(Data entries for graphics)
>> Begin

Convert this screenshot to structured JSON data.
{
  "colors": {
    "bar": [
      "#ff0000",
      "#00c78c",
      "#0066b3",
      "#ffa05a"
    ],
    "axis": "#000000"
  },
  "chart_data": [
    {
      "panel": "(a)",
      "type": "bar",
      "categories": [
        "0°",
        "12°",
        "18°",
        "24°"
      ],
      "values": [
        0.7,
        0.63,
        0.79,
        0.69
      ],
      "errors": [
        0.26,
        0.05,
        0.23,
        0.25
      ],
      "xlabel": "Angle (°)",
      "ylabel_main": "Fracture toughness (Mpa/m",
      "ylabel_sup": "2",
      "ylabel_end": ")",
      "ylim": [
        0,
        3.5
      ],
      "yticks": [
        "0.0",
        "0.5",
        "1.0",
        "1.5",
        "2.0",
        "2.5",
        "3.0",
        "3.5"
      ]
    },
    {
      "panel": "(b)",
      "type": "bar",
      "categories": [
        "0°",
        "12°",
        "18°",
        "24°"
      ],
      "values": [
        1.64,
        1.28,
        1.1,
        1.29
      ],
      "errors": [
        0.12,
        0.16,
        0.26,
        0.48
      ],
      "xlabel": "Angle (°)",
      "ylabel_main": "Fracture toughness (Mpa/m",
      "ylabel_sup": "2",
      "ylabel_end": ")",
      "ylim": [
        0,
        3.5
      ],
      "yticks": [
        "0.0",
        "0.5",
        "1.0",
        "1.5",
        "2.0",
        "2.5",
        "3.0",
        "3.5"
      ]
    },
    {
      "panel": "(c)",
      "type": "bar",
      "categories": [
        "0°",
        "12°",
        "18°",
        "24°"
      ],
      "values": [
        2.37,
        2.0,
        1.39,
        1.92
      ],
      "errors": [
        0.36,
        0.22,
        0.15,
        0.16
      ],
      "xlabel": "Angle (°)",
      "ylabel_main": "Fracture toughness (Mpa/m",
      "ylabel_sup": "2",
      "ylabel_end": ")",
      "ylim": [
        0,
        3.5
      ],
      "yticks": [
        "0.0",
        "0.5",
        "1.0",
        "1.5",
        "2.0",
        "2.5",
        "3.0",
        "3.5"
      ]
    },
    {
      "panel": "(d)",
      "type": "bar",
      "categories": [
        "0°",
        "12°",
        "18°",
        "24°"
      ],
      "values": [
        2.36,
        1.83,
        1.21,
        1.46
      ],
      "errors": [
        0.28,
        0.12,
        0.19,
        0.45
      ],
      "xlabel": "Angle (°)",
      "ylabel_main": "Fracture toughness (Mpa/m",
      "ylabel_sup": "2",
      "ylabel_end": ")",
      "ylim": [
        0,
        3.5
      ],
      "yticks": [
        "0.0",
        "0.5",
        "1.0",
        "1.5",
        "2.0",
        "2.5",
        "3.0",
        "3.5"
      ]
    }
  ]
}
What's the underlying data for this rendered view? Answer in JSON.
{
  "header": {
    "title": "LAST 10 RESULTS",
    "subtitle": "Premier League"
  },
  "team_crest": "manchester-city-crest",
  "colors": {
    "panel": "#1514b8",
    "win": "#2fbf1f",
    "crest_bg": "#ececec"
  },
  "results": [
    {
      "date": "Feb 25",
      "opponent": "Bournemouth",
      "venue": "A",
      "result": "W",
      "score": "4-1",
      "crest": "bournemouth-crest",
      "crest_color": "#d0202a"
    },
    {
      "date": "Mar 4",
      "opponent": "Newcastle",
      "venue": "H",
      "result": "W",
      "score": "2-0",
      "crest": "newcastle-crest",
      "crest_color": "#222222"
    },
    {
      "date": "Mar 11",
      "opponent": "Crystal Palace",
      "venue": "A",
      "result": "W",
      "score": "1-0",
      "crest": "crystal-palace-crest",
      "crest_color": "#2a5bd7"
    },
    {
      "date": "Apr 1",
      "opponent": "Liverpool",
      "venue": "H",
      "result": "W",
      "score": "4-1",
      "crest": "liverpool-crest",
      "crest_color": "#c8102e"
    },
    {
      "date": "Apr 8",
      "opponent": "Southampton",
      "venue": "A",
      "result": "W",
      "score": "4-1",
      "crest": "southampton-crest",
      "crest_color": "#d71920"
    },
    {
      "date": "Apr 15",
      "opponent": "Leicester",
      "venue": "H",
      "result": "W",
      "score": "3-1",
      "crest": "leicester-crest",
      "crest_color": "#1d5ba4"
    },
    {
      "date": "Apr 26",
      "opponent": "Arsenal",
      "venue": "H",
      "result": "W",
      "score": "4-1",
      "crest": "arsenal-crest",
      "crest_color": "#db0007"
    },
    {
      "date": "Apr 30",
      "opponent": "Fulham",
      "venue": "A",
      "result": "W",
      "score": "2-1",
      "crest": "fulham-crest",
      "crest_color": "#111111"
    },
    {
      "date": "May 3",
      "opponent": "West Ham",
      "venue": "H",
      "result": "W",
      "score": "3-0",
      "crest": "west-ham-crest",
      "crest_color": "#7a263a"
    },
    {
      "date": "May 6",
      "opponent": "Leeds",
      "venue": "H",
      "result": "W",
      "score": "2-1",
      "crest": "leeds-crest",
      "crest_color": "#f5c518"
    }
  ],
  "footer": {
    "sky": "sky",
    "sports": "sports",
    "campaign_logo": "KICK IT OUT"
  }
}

>> End

- _TASK BRIEF_
Go through the material and copy out every line with "this" in it.

- _THE RESULT_
Convert this screenshot to structured JSON data.
What's the underlying data for this rendered view? Answer in JSON.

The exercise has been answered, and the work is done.